Entries shown –

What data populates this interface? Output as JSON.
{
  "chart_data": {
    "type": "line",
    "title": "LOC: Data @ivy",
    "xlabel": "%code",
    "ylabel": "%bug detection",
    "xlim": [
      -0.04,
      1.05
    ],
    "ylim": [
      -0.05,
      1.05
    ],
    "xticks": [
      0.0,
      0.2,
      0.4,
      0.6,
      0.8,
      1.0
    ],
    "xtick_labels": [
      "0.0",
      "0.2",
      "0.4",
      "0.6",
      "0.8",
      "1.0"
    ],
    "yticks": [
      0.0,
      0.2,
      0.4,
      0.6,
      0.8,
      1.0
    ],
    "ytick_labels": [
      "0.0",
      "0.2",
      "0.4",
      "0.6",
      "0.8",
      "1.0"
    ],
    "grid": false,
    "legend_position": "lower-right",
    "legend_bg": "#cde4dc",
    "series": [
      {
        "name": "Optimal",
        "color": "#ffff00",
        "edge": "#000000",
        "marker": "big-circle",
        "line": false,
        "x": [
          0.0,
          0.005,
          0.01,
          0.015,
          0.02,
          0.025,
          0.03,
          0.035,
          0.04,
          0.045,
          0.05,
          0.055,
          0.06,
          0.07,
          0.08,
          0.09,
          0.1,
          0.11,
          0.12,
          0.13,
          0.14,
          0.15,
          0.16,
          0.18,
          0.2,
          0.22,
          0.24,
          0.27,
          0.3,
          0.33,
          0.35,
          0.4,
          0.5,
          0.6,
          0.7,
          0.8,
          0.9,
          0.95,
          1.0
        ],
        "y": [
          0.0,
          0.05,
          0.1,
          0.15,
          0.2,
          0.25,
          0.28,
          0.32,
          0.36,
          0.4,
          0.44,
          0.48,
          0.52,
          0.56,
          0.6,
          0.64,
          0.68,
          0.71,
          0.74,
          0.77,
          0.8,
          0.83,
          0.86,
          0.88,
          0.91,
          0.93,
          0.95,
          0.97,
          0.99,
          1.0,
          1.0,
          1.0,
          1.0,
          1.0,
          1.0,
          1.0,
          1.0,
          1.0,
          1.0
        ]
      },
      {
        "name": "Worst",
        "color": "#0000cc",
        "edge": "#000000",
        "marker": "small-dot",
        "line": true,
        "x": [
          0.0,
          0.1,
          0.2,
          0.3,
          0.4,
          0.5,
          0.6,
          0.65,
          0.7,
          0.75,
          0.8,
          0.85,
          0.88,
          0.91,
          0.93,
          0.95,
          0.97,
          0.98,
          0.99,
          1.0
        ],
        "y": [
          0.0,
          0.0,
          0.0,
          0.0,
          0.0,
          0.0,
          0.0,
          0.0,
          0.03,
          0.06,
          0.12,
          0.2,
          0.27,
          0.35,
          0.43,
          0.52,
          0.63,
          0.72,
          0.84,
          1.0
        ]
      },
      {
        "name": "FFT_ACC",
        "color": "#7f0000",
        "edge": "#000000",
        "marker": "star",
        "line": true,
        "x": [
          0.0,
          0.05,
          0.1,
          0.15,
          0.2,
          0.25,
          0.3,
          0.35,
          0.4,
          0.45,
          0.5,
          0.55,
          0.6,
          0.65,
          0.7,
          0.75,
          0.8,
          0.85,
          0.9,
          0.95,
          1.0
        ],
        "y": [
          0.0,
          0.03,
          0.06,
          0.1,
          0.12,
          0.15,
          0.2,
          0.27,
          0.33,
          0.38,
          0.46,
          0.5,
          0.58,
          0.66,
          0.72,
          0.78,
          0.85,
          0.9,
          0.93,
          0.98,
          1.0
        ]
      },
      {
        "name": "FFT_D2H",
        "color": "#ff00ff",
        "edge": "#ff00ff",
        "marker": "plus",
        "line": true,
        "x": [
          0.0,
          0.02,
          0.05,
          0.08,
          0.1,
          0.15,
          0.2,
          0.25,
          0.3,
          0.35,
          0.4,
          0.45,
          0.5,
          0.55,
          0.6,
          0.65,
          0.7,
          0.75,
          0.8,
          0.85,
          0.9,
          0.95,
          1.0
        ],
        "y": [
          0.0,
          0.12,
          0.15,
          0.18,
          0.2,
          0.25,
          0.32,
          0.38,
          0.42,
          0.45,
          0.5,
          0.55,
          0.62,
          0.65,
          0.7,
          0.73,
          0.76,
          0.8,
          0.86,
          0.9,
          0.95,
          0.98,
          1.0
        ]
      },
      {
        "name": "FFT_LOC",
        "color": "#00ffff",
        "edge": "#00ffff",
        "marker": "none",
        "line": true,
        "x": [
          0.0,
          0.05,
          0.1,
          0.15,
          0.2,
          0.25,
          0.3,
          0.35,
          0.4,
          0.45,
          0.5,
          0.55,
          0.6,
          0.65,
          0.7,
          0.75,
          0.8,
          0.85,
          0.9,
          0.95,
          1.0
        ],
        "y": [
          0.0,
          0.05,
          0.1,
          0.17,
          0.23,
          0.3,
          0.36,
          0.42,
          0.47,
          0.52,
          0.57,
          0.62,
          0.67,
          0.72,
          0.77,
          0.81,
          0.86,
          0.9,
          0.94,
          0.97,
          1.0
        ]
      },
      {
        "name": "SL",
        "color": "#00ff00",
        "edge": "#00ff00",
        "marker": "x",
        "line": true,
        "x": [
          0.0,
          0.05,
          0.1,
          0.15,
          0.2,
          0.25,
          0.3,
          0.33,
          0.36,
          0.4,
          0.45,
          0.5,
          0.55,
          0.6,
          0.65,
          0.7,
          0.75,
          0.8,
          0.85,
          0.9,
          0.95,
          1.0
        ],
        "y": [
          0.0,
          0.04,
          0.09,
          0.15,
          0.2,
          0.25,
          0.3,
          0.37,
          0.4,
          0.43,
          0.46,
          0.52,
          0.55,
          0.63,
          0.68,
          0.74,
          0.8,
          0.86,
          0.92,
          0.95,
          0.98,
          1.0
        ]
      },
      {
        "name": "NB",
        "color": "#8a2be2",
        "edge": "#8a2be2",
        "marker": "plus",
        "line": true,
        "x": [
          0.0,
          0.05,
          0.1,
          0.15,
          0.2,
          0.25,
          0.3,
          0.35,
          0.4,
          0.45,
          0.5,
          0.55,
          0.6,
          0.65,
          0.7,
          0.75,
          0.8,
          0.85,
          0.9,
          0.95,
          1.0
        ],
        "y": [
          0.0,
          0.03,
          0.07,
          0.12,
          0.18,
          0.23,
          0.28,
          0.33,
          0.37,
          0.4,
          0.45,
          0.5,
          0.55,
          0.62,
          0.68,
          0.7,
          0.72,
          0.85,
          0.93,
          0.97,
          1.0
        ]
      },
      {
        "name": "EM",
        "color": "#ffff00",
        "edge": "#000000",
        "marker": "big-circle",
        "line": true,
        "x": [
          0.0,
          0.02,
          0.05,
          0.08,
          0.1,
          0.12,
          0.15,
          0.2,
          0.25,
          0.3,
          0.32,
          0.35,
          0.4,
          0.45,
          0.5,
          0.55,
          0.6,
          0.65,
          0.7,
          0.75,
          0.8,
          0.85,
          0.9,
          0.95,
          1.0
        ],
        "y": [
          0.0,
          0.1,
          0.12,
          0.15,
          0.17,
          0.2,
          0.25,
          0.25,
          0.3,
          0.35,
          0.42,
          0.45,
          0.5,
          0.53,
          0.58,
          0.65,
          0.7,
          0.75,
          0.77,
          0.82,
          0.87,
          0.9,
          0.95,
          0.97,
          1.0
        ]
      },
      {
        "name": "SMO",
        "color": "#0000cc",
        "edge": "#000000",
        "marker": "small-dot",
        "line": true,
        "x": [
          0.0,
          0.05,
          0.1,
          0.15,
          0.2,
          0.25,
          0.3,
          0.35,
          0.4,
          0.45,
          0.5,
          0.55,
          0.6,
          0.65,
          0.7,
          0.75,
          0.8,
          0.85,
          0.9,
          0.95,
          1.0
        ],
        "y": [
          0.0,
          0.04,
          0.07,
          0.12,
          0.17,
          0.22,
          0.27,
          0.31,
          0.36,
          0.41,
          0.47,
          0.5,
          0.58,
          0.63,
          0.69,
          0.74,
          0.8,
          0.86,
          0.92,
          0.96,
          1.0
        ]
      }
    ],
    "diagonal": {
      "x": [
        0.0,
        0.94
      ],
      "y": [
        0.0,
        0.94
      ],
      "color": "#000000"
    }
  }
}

Task to carry out –
Go through the data and count each line that has the word "color", then give the total alone.

Answer in full –
10